▶ **Given exercise**
Pictures excluded, copy word for word the lines from the one holding "Output a JSON" through the last line below.

Records that describe figures
"""

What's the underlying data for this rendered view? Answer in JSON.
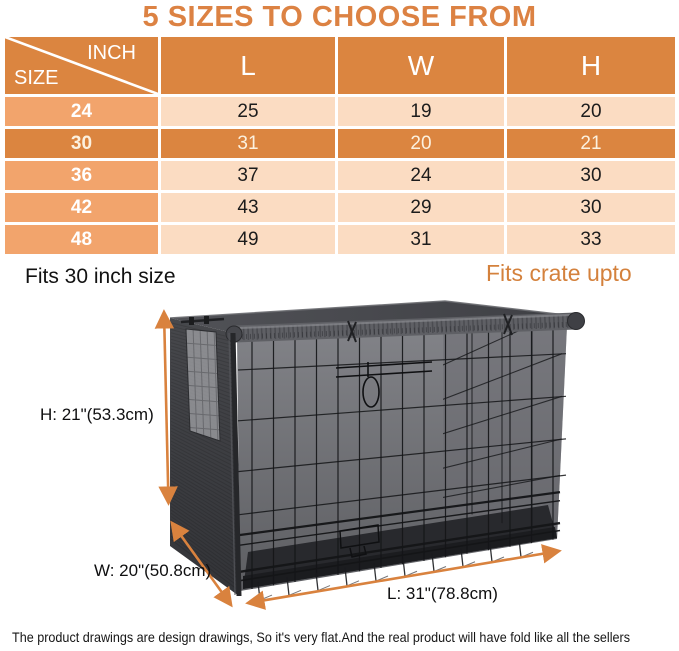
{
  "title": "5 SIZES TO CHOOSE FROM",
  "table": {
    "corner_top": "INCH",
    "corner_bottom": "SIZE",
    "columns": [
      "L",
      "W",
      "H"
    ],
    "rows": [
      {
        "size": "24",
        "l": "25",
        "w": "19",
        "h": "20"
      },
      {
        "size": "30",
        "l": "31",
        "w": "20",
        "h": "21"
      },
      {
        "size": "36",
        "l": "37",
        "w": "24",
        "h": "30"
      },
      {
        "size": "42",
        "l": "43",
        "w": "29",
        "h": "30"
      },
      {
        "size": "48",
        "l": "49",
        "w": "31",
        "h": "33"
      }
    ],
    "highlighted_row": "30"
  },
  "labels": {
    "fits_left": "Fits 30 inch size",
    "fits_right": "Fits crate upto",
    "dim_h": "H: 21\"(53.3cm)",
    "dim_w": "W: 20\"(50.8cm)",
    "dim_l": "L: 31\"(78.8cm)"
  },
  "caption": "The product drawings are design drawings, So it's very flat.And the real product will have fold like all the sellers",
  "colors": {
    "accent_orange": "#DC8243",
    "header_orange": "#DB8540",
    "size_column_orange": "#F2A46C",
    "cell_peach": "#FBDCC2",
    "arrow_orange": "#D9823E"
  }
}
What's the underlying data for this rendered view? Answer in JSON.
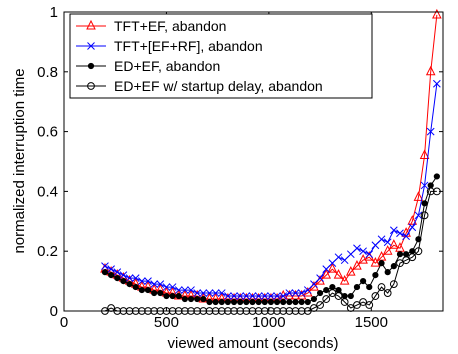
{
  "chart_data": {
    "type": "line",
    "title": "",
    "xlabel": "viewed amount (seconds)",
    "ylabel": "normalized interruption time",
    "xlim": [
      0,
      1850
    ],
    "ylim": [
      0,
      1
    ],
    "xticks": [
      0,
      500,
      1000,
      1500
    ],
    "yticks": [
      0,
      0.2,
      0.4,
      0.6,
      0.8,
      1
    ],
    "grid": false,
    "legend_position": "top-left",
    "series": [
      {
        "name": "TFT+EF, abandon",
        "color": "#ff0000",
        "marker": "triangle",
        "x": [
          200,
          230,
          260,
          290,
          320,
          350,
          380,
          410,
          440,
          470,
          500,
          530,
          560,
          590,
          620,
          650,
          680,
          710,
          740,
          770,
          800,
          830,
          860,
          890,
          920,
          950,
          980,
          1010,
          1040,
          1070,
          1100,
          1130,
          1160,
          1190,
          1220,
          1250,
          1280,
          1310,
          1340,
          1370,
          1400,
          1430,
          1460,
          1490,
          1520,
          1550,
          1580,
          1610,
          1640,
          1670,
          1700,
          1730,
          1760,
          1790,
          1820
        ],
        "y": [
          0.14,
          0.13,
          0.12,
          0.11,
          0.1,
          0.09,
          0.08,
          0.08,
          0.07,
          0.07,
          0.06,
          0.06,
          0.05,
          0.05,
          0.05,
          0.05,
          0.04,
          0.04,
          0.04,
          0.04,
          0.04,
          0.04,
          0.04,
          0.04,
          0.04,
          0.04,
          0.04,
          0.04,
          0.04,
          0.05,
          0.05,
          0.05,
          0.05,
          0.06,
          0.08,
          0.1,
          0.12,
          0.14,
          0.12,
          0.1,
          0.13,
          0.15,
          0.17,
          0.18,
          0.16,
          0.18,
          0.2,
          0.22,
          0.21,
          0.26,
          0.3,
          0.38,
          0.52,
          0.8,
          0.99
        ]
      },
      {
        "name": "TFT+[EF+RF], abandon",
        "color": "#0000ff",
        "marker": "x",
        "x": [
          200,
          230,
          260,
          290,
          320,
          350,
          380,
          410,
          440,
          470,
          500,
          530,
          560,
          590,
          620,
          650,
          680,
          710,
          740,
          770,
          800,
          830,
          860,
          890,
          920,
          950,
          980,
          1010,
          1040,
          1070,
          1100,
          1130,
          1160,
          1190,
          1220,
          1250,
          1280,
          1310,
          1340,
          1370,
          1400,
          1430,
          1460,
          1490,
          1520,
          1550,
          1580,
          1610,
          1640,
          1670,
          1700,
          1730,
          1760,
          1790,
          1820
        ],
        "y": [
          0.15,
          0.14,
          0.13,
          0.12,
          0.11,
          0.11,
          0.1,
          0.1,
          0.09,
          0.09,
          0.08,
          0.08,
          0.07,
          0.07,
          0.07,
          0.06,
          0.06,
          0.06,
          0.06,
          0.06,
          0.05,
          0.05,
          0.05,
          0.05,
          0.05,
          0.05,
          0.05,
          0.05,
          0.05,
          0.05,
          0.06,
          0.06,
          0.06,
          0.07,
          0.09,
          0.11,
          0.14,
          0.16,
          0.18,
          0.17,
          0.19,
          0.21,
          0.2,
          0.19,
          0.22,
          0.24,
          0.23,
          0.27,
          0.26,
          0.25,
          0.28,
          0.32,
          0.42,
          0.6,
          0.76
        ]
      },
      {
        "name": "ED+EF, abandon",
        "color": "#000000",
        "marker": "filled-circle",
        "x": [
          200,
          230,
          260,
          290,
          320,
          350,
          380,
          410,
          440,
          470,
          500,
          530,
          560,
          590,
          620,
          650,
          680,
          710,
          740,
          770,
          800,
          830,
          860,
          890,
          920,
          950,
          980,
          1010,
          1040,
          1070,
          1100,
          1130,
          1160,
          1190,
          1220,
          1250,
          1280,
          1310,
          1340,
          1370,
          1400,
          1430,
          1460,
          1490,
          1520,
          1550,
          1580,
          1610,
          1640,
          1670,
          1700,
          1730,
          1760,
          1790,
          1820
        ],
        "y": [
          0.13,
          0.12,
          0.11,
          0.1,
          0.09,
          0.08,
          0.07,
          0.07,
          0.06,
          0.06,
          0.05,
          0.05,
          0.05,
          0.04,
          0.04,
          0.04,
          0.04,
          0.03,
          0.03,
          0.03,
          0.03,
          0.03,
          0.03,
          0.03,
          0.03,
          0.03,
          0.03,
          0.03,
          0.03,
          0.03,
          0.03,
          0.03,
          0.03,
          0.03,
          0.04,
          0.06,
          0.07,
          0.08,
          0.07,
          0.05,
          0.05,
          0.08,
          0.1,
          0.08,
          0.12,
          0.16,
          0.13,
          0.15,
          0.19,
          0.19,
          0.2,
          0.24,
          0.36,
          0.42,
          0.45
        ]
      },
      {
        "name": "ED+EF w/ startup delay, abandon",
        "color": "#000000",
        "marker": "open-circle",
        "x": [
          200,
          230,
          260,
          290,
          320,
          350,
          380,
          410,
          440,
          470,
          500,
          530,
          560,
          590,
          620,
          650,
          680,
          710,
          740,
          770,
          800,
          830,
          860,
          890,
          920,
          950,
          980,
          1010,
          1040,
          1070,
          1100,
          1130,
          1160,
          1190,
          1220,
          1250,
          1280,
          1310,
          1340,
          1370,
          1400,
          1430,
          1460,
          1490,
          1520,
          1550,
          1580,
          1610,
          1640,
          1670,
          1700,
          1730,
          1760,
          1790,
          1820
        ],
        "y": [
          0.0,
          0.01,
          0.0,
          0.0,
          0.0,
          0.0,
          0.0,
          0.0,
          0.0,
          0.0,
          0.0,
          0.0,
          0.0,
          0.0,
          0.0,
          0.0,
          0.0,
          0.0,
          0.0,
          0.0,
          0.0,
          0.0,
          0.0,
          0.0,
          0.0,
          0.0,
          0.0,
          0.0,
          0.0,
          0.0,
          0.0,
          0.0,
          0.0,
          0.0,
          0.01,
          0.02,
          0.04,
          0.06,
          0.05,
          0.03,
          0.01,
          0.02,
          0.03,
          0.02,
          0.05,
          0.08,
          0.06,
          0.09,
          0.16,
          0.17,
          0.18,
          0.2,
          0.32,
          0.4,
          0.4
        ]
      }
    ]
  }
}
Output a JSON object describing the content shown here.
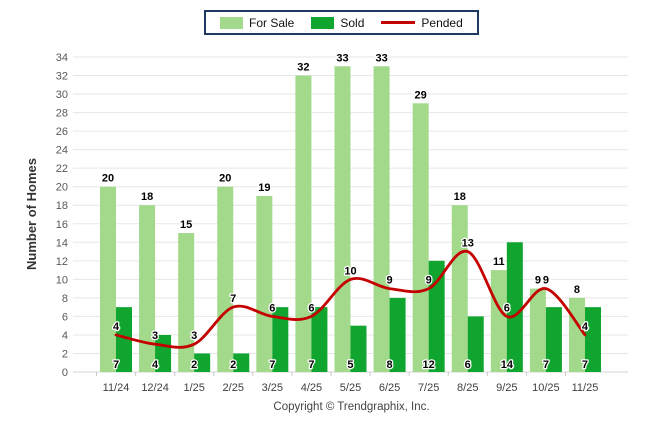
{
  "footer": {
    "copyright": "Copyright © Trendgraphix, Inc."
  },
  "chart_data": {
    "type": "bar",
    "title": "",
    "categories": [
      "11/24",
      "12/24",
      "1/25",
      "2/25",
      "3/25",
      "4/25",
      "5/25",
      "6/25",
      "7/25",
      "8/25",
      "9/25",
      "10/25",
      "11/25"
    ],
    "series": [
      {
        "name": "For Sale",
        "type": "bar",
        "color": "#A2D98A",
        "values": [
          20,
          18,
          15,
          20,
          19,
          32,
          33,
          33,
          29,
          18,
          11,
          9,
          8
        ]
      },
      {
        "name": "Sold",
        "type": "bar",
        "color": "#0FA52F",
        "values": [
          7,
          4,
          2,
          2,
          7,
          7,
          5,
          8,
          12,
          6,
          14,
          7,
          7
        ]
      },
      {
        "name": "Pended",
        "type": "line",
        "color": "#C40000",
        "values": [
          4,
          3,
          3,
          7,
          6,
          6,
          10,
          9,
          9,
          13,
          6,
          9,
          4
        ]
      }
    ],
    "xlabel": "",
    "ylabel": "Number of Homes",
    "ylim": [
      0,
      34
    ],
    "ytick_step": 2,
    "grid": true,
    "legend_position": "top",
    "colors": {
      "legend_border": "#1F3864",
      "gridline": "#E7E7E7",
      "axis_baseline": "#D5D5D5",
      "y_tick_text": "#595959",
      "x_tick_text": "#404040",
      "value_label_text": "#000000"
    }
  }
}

"""

▶ **Completed task**
Output a JSON object describing the content shown here.
{
  "footer": {
    "copyright": "Copyright © Trendgraphix, Inc."
  },
  "chart_data": {
    "type": "bar",
    "title": "",
    "categories": [
      "11/24",
      "12/24",
      "1/25",
      "2/25",
      "3/25",
      "4/25",
      "5/25",
      "6/25",
      "7/25",
      "8/25",
      "9/25",
      "10/25",
      "11/25"
    ],
    "series": [
      {
        "name": "For Sale",
        "type": "bar",
        "color": "#A2D98A",
        "values": [
          20,
          18,
          15,
          20,
          19,
          32,
          33,
          33,
          29,
          18,
          11,
          9,
          8
        ]
      },
      {
        "name": "Sold",
        "type": "bar",
        "color": "#0FA52F",
        "values": [
          7,
          4,
          2,
          2,
          7,
          7,
          5,
          8,
          12,
          6,
          14,
          7,
          7
        ]
      },
      {
        "name": "Pended",
        "type": "line",
        "color": "#C40000",
        "values": [
          4,
          3,
          3,
          7,
          6,
          6,
          10,
          9,
          9,
          13,
          6,
          9,
          4
        ]
      }
    ],
    "xlabel": "",
    "ylabel": "Number of Homes",
    "ylim": [
      0,
      34
    ],
    "ytick_step": 2,
    "grid": true,
    "legend_position": "top",
    "colors": {
      "legend_border": "#1F3864",
      "gridline": "#E7E7E7",
      "axis_baseline": "#D5D5D5",
      "y_tick_text": "#595959",
      "x_tick_text": "#404040",
      "value_label_text": "#000000"
    }
  }
}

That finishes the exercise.